— Begin —

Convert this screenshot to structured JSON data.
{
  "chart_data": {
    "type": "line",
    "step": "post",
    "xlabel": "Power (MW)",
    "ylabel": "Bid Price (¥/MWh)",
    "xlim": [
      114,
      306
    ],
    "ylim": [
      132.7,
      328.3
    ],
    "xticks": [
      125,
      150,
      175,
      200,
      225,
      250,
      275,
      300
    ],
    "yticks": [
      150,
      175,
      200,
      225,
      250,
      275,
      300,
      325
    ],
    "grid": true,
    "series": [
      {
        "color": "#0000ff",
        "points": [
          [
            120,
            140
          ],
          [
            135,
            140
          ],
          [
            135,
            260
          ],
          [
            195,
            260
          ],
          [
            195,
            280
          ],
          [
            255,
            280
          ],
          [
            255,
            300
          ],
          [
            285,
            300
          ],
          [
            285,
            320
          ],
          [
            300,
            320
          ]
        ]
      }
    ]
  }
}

— End —

Goal: Your task is to repeat every line exactly.

Answer to this problem:
Convert this screenshot to structured JSON data.
{
  "chart_data": {
    "type": "line",
    "step": "post",
    "xlabel": "Power (MW)",
    "ylabel": "Bid Price (¥/MWh)",
    "xlim": [
      114,
      306
    ],
    "ylim": [
      132.7,
      328.3
    ],
    "xticks": [
      125,
      150,
      175,
      200,
      225,
      250,
      275,
      300
    ],
    "yticks": [
      150,
      175,
      200,
      225,
      250,
      275,
      300,
      325
    ],
    "grid": true,
    "series": [
      {
        "color": "#0000ff",
        "points": [
          [
            120,
            140
          ],
          [
            135,
            140
          ],
          [
            135,
            260
          ],
          [
            195,
            260
          ],
          [
            195,
            280
          ],
          [
            255,
            280
          ],
          [
            255,
            300
          ],
          [
            285,
            300
          ],
          [
            285,
            320
          ],
          [
            300,
            320
          ]
        ]
      }
    ]
  }
}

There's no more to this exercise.